Quote the listing below in full and exactly as written, but omit every picture.

━━━ MATERIAL FOR THIS EXERCISE

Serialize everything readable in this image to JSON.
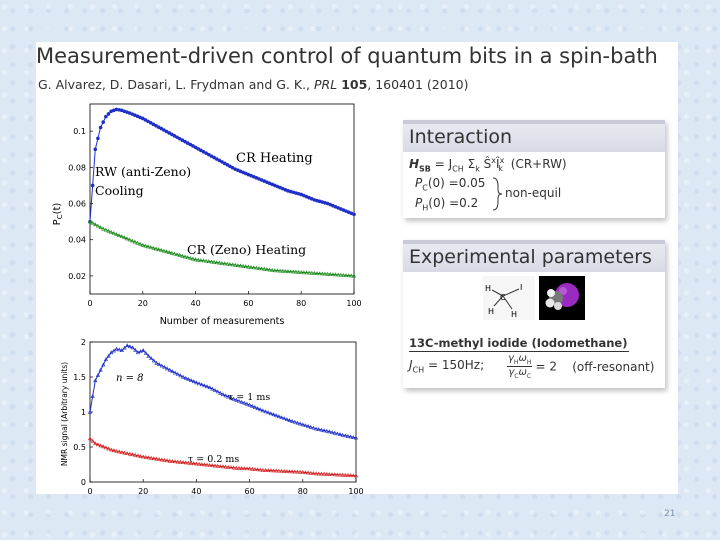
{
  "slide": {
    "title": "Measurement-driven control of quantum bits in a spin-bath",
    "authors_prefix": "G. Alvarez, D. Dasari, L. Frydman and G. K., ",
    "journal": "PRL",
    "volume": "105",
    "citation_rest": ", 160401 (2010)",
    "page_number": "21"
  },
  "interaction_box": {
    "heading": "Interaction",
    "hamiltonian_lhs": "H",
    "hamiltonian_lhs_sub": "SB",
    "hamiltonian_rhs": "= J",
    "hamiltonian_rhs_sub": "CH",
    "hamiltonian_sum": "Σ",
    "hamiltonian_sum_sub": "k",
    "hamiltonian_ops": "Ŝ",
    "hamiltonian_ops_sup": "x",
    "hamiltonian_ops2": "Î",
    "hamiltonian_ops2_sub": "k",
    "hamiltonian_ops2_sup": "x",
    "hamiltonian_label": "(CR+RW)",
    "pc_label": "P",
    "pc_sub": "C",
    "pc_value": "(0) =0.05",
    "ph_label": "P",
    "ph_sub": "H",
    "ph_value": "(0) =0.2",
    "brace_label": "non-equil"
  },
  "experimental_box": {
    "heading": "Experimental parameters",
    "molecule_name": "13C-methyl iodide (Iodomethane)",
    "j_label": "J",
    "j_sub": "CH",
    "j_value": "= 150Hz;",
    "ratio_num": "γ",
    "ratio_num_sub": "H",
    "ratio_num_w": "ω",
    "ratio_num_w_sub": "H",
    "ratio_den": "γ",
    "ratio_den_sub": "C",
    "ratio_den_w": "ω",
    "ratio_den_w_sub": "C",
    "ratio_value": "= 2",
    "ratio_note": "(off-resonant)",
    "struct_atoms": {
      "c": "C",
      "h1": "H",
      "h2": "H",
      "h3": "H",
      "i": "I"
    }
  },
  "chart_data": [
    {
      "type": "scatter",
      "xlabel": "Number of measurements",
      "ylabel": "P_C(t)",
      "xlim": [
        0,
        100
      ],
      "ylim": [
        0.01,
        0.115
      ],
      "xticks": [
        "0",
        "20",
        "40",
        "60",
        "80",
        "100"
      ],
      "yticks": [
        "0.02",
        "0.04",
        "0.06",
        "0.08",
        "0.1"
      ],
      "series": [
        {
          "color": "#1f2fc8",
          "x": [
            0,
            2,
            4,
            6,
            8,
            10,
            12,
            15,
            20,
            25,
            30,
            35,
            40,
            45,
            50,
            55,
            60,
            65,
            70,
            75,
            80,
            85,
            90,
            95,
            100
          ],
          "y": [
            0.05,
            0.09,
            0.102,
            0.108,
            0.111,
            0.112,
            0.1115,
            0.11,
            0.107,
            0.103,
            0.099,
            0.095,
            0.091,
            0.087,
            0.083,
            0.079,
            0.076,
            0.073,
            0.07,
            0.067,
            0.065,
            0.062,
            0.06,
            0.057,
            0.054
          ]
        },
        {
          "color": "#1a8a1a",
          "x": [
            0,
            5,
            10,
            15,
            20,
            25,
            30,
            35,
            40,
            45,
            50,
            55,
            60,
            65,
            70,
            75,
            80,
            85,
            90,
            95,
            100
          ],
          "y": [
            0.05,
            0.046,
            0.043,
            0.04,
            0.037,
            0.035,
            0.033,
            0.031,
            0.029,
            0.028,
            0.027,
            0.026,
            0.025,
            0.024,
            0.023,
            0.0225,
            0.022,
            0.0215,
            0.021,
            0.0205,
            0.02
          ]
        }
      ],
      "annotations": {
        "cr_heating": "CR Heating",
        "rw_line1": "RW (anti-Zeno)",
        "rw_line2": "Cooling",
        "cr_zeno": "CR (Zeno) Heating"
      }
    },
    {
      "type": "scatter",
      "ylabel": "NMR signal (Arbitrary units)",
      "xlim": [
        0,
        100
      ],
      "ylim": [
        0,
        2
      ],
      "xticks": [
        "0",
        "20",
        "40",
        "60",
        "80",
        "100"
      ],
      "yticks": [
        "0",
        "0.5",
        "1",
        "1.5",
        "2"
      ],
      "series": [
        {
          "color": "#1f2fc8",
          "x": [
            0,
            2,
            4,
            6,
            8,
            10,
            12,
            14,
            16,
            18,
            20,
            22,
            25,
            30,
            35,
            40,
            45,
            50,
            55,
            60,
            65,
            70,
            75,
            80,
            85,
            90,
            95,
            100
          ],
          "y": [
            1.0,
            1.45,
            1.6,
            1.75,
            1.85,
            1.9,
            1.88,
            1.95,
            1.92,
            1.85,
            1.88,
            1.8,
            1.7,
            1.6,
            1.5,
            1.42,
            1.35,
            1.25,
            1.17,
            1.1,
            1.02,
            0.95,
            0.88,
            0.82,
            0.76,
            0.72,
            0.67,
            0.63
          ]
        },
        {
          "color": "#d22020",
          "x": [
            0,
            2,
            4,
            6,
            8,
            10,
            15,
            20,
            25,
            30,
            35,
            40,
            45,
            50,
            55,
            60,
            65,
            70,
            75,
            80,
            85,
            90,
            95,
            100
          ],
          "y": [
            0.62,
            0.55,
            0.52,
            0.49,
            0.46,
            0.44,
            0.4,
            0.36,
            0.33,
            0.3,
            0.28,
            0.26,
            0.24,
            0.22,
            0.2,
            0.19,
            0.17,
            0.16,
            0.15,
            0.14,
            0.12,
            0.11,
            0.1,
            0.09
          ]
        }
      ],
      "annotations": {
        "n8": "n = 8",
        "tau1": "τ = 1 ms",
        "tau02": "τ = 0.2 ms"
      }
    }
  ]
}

━━━━━━

*TASK SOLUTION*.
Serialize everything readable in this image to JSON.
{
  "slide": {
    "title": "Measurement-driven control of quantum bits in a spin-bath",
    "authors_prefix": "G. Alvarez, D. Dasari, L. Frydman and G. K., ",
    "journal": "PRL",
    "volume": "105",
    "citation_rest": ", 160401 (2010)",
    "page_number": "21"
  },
  "interaction_box": {
    "heading": "Interaction",
    "hamiltonian_lhs": "H",
    "hamiltonian_lhs_sub": "SB",
    "hamiltonian_rhs": "= J",
    "hamiltonian_rhs_sub": "CH",
    "hamiltonian_sum": "Σ",
    "hamiltonian_sum_sub": "k",
    "hamiltonian_ops": "Ŝ",
    "hamiltonian_ops_sup": "x",
    "hamiltonian_ops2": "Î",
    "hamiltonian_ops2_sub": "k",
    "hamiltonian_ops2_sup": "x",
    "hamiltonian_label": "(CR+RW)",
    "pc_label": "P",
    "pc_sub": "C",
    "pc_value": "(0) =0.05",
    "ph_label": "P",
    "ph_sub": "H",
    "ph_value": "(0) =0.2",
    "brace_label": "non-equil"
  },
  "experimental_box": {
    "heading": "Experimental parameters",
    "molecule_name": "13C-methyl iodide (Iodomethane)",
    "j_label": "J",
    "j_sub": "CH",
    "j_value": "= 150Hz;",
    "ratio_num": "γ",
    "ratio_num_sub": "H",
    "ratio_num_w": "ω",
    "ratio_num_w_sub": "H",
    "ratio_den": "γ",
    "ratio_den_sub": "C",
    "ratio_den_w": "ω",
    "ratio_den_w_sub": "C",
    "ratio_value": "= 2",
    "ratio_note": "(off-resonant)",
    "struct_atoms": {
      "c": "C",
      "h1": "H",
      "h2": "H",
      "h3": "H",
      "i": "I"
    }
  },
  "chart_data": [
    {
      "type": "scatter",
      "xlabel": "Number of measurements",
      "ylabel": "P_C(t)",
      "xlim": [
        0,
        100
      ],
      "ylim": [
        0.01,
        0.115
      ],
      "xticks": [
        "0",
        "20",
        "40",
        "60",
        "80",
        "100"
      ],
      "yticks": [
        "0.02",
        "0.04",
        "0.06",
        "0.08",
        "0.1"
      ],
      "series": [
        {
          "color": "#1f2fc8",
          "x": [
            0,
            2,
            4,
            6,
            8,
            10,
            12,
            15,
            20,
            25,
            30,
            35,
            40,
            45,
            50,
            55,
            60,
            65,
            70,
            75,
            80,
            85,
            90,
            95,
            100
          ],
          "y": [
            0.05,
            0.09,
            0.102,
            0.108,
            0.111,
            0.112,
            0.1115,
            0.11,
            0.107,
            0.103,
            0.099,
            0.095,
            0.091,
            0.087,
            0.083,
            0.079,
            0.076,
            0.073,
            0.07,
            0.067,
            0.065,
            0.062,
            0.06,
            0.057,
            0.054
          ]
        },
        {
          "color": "#1a8a1a",
          "x": [
            0,
            5,
            10,
            15,
            20,
            25,
            30,
            35,
            40,
            45,
            50,
            55,
            60,
            65,
            70,
            75,
            80,
            85,
            90,
            95,
            100
          ],
          "y": [
            0.05,
            0.046,
            0.043,
            0.04,
            0.037,
            0.035,
            0.033,
            0.031,
            0.029,
            0.028,
            0.027,
            0.026,
            0.025,
            0.024,
            0.023,
            0.0225,
            0.022,
            0.0215,
            0.021,
            0.0205,
            0.02
          ]
        }
      ],
      "annotations": {
        "cr_heating": "CR Heating",
        "rw_line1": "RW (anti-Zeno)",
        "rw_line2": "Cooling",
        "cr_zeno": "CR (Zeno) Heating"
      }
    },
    {
      "type": "scatter",
      "ylabel": "NMR signal (Arbitrary units)",
      "xlim": [
        0,
        100
      ],
      "ylim": [
        0,
        2
      ],
      "xticks": [
        "0",
        "20",
        "40",
        "60",
        "80",
        "100"
      ],
      "yticks": [
        "0",
        "0.5",
        "1",
        "1.5",
        "2"
      ],
      "series": [
        {
          "color": "#1f2fc8",
          "x": [
            0,
            2,
            4,
            6,
            8,
            10,
            12,
            14,
            16,
            18,
            20,
            22,
            25,
            30,
            35,
            40,
            45,
            50,
            55,
            60,
            65,
            70,
            75,
            80,
            85,
            90,
            95,
            100
          ],
          "y": [
            1.0,
            1.45,
            1.6,
            1.75,
            1.85,
            1.9,
            1.88,
            1.95,
            1.92,
            1.85,
            1.88,
            1.8,
            1.7,
            1.6,
            1.5,
            1.42,
            1.35,
            1.25,
            1.17,
            1.1,
            1.02,
            0.95,
            0.88,
            0.82,
            0.76,
            0.72,
            0.67,
            0.63
          ]
        },
        {
          "color": "#d22020",
          "x": [
            0,
            2,
            4,
            6,
            8,
            10,
            15,
            20,
            25,
            30,
            35,
            40,
            45,
            50,
            55,
            60,
            65,
            70,
            75,
            80,
            85,
            90,
            95,
            100
          ],
          "y": [
            0.62,
            0.55,
            0.52,
            0.49,
            0.46,
            0.44,
            0.4,
            0.36,
            0.33,
            0.3,
            0.28,
            0.26,
            0.24,
            0.22,
            0.2,
            0.19,
            0.17,
            0.16,
            0.15,
            0.14,
            0.12,
            0.11,
            0.1,
            0.09
          ]
        }
      ],
      "annotations": {
        "n8": "n = 8",
        "tau1": "τ = 1 ms",
        "tau02": "τ = 0.2 ms"
      }
    }
  ]
}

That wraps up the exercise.